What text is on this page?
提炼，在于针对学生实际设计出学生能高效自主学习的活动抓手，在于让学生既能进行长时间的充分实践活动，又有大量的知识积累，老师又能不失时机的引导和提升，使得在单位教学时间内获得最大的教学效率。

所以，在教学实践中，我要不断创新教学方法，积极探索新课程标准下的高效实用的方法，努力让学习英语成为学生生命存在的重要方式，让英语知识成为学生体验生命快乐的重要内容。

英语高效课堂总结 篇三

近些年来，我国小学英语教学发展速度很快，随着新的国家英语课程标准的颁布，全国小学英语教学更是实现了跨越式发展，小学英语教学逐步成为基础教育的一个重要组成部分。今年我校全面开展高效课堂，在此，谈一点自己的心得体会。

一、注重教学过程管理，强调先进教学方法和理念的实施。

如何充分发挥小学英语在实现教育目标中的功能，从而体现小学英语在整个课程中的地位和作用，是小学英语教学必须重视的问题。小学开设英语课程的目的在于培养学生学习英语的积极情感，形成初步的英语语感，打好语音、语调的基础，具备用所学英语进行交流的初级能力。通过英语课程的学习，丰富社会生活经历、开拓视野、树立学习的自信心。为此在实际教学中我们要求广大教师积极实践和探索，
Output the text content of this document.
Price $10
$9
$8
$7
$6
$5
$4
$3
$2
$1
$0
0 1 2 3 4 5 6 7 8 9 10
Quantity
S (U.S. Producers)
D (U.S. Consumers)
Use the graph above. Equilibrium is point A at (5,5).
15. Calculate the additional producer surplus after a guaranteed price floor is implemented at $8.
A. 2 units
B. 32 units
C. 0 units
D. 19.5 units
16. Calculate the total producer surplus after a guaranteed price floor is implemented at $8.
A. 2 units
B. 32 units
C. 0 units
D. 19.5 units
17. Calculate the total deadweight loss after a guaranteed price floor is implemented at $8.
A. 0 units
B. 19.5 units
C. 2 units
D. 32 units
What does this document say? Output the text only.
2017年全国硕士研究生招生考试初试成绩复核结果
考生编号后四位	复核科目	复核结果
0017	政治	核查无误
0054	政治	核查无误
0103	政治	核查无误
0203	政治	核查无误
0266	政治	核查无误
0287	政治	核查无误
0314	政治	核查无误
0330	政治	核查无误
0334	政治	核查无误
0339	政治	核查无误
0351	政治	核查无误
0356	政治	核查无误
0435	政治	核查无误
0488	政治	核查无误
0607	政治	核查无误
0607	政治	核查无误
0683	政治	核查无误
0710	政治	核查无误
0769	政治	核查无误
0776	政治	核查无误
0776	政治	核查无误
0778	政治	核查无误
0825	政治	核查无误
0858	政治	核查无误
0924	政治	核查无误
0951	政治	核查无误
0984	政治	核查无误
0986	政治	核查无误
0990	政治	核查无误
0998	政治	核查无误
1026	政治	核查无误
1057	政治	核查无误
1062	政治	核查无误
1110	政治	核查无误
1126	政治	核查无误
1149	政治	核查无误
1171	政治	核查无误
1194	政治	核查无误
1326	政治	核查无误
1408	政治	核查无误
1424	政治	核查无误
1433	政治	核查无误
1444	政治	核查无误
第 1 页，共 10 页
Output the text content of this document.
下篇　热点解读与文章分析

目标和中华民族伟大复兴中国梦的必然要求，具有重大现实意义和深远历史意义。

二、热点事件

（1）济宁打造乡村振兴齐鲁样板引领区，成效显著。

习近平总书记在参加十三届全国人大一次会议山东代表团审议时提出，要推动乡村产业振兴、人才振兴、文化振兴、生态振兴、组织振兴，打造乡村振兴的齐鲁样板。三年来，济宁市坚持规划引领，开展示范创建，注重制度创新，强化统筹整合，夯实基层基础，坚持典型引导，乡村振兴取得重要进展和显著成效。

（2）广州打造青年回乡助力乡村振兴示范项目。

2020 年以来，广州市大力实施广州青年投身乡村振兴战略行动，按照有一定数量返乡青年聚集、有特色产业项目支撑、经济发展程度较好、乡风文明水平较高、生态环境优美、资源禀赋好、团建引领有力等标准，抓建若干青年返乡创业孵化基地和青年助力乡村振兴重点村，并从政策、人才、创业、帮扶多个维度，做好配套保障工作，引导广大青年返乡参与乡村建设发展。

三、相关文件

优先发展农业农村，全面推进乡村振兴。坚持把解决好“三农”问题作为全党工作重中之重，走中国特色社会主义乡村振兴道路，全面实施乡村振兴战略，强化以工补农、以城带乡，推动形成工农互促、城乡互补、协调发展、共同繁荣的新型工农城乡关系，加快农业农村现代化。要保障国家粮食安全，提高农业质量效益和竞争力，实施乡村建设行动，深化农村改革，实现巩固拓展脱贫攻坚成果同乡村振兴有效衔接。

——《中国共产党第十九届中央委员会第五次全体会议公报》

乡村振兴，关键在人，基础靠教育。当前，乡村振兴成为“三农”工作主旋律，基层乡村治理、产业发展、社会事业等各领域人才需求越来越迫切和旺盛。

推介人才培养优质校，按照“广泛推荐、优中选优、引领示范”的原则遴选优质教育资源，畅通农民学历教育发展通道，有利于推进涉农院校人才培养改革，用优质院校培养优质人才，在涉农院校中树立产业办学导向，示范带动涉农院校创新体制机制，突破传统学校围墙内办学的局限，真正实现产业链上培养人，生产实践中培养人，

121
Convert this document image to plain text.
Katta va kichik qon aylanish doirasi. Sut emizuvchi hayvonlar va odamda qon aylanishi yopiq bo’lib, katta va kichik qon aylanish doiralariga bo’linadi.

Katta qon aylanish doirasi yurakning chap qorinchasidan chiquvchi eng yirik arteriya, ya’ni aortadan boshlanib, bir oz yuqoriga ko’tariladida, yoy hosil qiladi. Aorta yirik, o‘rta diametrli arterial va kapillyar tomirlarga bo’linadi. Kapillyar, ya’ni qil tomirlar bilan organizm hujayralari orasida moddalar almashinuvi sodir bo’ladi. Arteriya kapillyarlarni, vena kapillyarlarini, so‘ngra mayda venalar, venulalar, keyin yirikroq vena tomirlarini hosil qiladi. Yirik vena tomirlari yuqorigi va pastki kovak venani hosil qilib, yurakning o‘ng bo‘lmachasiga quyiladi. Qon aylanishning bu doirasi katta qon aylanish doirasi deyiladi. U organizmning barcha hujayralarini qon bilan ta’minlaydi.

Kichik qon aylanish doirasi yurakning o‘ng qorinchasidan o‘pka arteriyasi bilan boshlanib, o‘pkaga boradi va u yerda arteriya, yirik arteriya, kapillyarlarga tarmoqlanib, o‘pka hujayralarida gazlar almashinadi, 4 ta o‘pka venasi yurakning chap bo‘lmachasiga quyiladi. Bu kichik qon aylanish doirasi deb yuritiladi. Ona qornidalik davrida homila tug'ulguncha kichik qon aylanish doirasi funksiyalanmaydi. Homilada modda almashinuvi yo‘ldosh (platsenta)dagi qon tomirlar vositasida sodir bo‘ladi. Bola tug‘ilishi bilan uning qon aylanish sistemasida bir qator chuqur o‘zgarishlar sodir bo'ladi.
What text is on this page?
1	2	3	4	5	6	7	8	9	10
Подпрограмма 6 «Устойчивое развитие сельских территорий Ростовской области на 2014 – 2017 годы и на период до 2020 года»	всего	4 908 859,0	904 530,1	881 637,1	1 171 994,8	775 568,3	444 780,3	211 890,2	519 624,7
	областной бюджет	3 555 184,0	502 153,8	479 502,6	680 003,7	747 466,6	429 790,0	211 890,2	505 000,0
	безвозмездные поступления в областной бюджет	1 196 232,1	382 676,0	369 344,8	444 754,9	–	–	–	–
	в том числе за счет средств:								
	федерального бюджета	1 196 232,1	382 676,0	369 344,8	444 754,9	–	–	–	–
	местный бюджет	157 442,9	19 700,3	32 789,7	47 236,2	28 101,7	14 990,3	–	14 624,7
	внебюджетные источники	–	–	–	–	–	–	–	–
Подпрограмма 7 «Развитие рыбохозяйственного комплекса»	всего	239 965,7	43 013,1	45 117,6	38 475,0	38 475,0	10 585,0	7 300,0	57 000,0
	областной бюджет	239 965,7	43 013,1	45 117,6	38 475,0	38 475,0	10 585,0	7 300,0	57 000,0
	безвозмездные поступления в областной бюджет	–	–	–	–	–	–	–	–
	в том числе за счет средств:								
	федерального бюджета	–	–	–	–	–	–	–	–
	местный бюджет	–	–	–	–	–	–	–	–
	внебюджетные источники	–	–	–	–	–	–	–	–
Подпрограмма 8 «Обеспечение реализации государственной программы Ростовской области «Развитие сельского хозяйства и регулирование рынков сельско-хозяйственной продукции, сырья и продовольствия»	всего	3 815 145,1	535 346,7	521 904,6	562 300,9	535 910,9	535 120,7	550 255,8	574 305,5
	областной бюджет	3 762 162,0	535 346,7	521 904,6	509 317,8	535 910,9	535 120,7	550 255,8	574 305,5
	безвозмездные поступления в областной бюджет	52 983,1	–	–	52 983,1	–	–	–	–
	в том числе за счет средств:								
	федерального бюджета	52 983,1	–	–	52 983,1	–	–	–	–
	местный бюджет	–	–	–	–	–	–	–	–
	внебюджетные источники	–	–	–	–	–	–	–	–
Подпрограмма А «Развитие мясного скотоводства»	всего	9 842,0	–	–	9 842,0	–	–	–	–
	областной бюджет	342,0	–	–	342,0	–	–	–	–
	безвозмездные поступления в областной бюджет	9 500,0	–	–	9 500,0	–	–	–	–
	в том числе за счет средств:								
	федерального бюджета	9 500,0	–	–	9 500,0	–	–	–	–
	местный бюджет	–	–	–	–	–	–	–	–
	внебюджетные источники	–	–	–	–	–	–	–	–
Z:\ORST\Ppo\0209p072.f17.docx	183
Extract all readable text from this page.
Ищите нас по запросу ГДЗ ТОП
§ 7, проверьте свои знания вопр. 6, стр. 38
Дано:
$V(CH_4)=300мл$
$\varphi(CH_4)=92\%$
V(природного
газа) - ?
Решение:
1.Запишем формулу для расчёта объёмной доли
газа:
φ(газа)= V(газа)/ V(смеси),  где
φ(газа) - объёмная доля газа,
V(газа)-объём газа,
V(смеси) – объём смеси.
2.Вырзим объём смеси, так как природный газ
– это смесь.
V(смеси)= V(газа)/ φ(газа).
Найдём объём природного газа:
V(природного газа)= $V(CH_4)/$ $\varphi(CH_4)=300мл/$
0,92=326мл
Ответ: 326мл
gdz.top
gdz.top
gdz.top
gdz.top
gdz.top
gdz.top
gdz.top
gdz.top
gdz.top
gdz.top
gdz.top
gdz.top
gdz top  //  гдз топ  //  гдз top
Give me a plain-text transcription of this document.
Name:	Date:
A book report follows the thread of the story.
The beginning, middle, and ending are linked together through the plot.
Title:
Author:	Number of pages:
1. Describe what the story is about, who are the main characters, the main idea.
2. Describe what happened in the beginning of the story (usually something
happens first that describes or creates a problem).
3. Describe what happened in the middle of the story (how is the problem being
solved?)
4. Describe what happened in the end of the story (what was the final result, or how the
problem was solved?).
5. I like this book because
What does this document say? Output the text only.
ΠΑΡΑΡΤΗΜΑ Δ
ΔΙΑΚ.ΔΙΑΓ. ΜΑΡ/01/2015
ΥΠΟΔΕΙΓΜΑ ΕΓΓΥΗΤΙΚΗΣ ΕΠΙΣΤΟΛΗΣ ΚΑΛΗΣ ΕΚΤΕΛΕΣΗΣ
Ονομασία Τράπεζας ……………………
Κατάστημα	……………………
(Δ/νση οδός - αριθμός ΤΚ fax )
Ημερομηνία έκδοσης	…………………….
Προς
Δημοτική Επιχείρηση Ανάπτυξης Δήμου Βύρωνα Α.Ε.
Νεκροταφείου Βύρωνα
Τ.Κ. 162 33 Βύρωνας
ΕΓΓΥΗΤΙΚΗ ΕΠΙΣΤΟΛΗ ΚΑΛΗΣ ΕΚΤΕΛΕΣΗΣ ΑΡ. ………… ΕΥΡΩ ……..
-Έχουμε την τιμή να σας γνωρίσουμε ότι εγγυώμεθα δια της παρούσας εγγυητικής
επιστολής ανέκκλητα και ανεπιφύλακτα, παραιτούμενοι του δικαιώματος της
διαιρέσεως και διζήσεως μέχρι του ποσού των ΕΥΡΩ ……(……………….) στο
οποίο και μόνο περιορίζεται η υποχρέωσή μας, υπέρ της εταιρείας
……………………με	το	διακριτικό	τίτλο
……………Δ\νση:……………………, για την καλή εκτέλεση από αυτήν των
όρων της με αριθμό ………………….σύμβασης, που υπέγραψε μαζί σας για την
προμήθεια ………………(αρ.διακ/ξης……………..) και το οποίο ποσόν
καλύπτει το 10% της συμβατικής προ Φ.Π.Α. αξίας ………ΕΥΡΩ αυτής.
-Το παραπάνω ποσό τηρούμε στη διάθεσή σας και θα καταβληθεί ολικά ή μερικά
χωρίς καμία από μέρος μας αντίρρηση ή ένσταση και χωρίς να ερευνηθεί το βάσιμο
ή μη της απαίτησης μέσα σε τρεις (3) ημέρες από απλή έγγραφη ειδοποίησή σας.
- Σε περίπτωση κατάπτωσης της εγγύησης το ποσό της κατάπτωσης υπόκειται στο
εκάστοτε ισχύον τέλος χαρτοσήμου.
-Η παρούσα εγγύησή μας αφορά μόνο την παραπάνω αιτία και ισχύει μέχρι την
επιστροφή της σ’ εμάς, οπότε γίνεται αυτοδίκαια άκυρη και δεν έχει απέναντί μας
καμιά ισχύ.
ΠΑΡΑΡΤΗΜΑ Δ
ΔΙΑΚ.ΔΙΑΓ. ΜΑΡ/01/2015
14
########################################
Exercise description> Pick out all the lines with the word "ΚΑΛΗΣ" in them and copy them.

Result of this exercise>
ΥΠΟΔΕΙΓΜΑ ΕΓΓΥΗΤΙΚΗΣ ΕΠΙΣΤΟΛΗΣ ΚΑΛΗΣ ΕΚΤΕΛΕΣΗΣ
ΕΓΓΥΗΤΙΚΗ ΕΠΙΣΤΟΛΗ ΚΑΛΗΣ ΕΚΤΕΛΕΣΗΣ ΑΡ. ………… ΕΥΡΩ ……..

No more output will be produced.